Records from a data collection

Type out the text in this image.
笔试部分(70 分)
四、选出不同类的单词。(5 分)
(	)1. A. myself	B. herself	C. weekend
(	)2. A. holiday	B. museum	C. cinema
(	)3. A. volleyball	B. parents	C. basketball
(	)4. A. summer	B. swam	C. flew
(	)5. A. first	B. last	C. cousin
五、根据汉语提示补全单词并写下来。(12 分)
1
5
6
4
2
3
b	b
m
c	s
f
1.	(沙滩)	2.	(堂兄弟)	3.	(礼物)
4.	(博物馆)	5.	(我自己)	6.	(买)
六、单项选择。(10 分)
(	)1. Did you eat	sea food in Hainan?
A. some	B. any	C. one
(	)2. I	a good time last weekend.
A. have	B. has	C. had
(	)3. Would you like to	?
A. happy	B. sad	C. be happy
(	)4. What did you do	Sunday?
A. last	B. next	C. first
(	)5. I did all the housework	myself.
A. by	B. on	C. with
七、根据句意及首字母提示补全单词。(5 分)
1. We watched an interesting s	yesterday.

Task directions:
Make an exact copy of the material above.

Solution below:
Type out the text in this image.
笔试部分(70 分)
四、选出不同类的单词。(5 分)
(	)1. A. myself	B. herself	C. weekend
(	)2. A. holiday	B. museum	C. cinema
(	)3. A. volleyball	B. parents	C. basketball
(	)4. A. summer	B. swam	C. flew
(	)5. A. first	B. last	C. cousin
五、根据汉语提示补全单词并写下来。(12 分)
1
5
6
4
2
3
b	b
m
c	s
f
1.	(沙滩)	2.	(堂兄弟)	3.	(礼物)
4.	(博物馆)	5.	(我自己)	6.	(买)
六、单项选择。(10 分)
(	)1. Did you eat	sea food in Hainan?
A. some	B. any	C. one
(	)2. I	a good time last weekend.
A. have	B. has	C. had
(	)3. Would you like to	?
A. happy	B. sad	C. be happy
(	)4. What did you do	Sunday?
A. last	B. next	C. first
(	)5. I did all the housework	myself.
A. by	B. on	C. with
七、根据句意及首字母提示补全单词。(5 分)
1. We watched an interesting s	yesterday.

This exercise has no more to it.